### Directions for this task
Find all the lines with "รายการ" and gather them.

◆ ◆ ◆

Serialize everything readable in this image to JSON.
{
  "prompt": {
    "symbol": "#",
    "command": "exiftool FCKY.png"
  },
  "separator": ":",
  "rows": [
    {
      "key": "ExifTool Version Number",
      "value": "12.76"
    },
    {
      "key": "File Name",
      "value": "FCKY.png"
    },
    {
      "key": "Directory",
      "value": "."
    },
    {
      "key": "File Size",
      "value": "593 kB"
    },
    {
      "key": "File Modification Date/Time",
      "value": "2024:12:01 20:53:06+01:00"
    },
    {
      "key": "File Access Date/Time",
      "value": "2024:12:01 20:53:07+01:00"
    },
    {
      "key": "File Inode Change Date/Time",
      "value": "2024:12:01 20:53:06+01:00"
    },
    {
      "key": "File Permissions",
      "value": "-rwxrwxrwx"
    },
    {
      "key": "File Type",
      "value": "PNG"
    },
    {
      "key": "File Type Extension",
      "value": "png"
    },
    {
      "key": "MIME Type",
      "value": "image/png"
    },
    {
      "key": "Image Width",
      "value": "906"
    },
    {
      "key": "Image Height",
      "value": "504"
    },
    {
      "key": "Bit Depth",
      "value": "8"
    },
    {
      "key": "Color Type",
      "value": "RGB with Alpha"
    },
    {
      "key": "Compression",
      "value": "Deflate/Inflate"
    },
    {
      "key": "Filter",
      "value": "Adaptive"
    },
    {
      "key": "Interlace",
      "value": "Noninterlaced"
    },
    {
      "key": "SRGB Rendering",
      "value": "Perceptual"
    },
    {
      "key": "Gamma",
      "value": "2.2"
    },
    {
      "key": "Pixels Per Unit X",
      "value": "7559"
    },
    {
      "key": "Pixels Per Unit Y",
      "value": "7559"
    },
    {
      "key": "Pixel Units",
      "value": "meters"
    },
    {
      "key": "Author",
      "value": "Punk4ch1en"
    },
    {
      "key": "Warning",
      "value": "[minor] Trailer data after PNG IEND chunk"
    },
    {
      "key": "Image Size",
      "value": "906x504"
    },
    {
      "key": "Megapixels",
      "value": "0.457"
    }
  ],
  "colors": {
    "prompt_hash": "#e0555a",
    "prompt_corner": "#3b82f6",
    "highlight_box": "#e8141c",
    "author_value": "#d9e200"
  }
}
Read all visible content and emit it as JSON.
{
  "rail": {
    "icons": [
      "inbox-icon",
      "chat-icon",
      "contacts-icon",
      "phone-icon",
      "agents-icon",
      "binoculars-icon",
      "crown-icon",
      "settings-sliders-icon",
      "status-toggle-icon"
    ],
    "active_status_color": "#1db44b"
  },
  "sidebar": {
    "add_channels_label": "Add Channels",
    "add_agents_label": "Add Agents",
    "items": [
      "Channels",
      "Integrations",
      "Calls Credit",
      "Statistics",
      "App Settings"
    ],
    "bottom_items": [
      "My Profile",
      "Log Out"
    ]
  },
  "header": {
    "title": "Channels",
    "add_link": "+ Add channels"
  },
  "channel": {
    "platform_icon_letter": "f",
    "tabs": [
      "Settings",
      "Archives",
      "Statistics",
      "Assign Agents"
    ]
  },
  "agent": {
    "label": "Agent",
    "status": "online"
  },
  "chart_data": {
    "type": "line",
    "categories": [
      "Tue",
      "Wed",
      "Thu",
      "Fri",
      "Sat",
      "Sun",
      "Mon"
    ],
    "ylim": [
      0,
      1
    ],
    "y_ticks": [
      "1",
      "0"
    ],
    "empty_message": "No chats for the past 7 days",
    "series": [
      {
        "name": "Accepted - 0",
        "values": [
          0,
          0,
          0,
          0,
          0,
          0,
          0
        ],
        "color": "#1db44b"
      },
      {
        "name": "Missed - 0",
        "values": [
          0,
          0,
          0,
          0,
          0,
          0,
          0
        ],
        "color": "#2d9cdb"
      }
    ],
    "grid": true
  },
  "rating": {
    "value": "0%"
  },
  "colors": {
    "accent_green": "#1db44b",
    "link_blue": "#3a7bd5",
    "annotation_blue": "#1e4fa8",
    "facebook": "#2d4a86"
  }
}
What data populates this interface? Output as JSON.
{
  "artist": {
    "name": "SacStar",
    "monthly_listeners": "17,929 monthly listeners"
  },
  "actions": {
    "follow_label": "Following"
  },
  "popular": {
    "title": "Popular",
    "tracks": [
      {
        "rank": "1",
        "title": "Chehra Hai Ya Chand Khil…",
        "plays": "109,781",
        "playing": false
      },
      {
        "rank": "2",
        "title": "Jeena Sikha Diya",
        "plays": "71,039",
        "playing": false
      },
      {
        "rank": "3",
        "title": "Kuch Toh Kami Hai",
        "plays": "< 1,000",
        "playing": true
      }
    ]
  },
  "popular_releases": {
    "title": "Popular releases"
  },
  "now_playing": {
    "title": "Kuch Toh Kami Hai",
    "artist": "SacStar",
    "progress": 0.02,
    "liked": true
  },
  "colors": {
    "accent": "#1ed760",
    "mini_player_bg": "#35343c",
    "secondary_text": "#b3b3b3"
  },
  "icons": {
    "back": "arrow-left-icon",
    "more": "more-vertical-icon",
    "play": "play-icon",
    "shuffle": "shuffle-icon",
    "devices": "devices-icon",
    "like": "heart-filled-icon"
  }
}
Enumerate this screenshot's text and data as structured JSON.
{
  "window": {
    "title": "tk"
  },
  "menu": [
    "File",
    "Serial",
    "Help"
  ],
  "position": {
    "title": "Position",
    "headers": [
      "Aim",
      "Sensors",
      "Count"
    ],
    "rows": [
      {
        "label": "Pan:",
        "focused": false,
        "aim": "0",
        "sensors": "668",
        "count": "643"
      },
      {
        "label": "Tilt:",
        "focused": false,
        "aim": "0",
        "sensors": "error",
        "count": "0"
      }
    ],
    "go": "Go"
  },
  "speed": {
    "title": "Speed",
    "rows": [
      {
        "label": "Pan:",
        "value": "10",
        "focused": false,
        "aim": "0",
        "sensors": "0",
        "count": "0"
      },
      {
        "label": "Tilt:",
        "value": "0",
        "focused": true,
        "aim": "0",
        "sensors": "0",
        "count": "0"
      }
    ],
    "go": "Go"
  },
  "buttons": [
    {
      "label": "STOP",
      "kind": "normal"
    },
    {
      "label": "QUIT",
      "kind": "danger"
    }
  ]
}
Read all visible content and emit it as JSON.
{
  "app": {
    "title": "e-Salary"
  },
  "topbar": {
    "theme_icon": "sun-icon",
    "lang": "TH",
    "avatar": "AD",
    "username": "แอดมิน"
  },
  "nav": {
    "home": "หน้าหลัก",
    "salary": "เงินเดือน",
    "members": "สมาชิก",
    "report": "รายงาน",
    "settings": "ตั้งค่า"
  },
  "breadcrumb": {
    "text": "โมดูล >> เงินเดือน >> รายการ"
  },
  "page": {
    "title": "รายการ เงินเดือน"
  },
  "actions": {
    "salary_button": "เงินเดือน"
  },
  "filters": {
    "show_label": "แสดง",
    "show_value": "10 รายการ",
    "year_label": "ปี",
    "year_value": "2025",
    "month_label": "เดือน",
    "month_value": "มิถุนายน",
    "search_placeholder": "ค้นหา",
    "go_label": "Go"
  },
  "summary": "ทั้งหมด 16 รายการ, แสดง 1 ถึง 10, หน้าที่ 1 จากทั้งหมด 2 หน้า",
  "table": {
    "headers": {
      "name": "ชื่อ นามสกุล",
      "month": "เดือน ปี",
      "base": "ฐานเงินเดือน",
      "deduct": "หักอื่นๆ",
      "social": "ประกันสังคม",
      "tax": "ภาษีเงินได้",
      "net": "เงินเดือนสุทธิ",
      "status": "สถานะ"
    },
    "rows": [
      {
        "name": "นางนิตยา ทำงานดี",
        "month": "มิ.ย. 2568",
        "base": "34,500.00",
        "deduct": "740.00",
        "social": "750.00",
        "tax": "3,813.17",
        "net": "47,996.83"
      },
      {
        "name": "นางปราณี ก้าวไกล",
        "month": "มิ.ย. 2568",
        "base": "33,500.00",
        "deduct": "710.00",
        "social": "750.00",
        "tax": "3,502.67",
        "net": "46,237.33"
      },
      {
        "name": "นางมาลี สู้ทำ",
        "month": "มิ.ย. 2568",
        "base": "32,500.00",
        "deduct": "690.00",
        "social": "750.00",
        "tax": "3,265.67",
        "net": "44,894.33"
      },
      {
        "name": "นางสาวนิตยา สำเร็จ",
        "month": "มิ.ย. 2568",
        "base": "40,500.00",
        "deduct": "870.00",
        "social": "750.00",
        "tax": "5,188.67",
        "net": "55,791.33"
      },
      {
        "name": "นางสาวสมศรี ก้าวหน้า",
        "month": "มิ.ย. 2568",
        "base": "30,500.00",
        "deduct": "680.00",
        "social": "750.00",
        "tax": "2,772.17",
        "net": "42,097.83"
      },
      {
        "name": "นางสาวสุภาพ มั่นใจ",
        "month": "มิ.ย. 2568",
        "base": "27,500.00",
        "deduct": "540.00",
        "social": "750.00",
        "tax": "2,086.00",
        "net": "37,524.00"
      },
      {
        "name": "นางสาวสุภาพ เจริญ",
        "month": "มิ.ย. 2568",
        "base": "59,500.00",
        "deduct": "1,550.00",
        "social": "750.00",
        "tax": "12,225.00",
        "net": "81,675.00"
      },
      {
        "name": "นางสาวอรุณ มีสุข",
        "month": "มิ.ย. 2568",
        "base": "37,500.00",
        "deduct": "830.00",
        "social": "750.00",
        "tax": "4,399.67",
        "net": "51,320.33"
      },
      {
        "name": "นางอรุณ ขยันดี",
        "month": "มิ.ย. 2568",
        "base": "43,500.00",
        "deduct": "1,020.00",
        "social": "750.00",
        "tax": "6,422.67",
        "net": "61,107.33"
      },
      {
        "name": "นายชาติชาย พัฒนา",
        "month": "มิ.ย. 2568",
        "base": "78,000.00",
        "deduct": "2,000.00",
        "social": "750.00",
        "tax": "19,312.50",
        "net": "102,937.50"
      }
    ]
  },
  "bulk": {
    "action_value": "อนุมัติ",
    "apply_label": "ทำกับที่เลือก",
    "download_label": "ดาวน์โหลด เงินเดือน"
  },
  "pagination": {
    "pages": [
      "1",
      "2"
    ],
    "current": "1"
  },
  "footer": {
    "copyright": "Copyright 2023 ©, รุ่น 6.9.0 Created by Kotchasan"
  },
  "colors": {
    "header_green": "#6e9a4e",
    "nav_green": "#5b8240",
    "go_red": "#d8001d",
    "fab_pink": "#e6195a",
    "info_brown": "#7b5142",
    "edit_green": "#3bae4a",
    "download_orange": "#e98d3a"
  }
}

◆ ◆ ◆

### Written response
    "text": "โมดูล >> เงินเดือน >> รายการ"
    "title": "รายการ เงินเดือน"
    "show_value": "10 รายการ",
  "summary": "ทั้งหมด 16 รายการ, แสดง 1 ถึง 10, หน้าที่ 1 จากทั้งหมด 2 หน้า",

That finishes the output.